--- begin ---

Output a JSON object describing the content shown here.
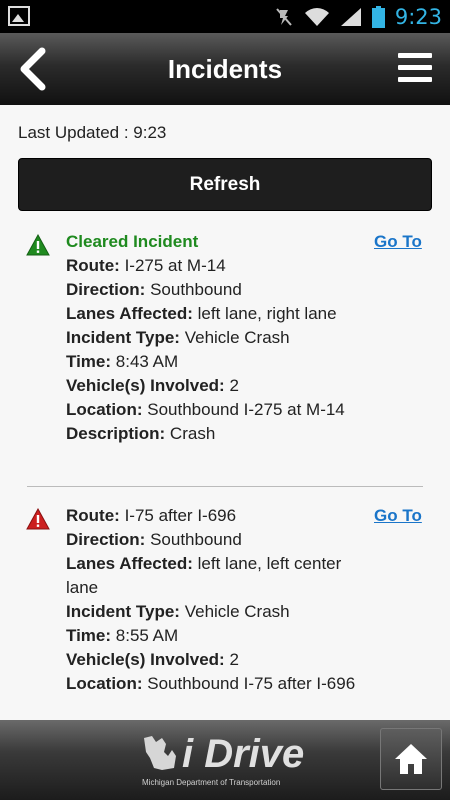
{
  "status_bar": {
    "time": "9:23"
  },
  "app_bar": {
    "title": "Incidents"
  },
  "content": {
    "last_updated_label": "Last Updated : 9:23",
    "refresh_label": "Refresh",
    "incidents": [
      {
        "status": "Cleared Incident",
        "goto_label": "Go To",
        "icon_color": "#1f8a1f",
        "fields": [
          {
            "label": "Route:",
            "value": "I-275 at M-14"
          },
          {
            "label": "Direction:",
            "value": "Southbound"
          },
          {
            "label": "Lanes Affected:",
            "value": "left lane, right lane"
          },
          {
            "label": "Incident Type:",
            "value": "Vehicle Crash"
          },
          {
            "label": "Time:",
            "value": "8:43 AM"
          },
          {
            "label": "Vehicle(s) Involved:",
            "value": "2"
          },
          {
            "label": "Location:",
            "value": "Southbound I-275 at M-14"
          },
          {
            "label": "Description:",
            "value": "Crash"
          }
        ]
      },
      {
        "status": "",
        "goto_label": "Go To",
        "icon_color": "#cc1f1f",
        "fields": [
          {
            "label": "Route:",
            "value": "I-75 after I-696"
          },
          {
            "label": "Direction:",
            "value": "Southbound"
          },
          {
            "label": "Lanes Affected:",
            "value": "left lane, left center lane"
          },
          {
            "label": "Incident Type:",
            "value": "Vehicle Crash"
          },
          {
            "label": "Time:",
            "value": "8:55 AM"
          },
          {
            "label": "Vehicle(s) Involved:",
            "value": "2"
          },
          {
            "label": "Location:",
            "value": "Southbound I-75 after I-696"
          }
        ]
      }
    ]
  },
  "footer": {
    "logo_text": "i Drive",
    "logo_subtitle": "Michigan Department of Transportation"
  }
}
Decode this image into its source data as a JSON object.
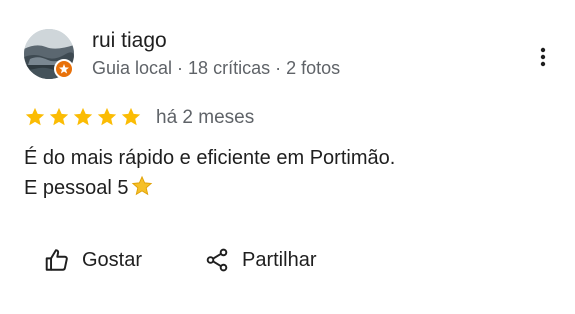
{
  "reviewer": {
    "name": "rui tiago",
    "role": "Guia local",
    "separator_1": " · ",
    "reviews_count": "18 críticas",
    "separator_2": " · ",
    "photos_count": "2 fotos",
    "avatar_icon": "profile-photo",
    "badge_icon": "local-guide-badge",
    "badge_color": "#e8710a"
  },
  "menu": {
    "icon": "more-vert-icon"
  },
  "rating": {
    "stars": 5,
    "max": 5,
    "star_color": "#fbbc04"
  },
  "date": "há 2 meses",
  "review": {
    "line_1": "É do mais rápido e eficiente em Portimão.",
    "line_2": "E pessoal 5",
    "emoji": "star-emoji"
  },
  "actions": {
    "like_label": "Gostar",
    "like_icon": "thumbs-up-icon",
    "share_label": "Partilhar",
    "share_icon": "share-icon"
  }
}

--- end ---

Instructions to follow
Set down nothing but the lines from the one containing "Decode this image" to the final line above, both included, with every picture left out.

The solution
Decode this image into its source data as a JSON object.
{
  "reviewer": {
    "name": "rui tiago",
    "role": "Guia local",
    "separator_1": " · ",
    "reviews_count": "18 críticas",
    "separator_2": " · ",
    "photos_count": "2 fotos",
    "avatar_icon": "profile-photo",
    "badge_icon": "local-guide-badge",
    "badge_color": "#e8710a"
  },
  "menu": {
    "icon": "more-vert-icon"
  },
  "rating": {
    "stars": 5,
    "max": 5,
    "star_color": "#fbbc04"
  },
  "date": "há 2 meses",
  "review": {
    "line_1": "É do mais rápido e eficiente em Portimão.",
    "line_2": "E pessoal 5",
    "emoji": "star-emoji"
  },
  "actions": {
    "like_label": "Gostar",
    "like_icon": "thumbs-up-icon",
    "share_label": "Partilhar",
    "share_icon": "share-icon"
  }
}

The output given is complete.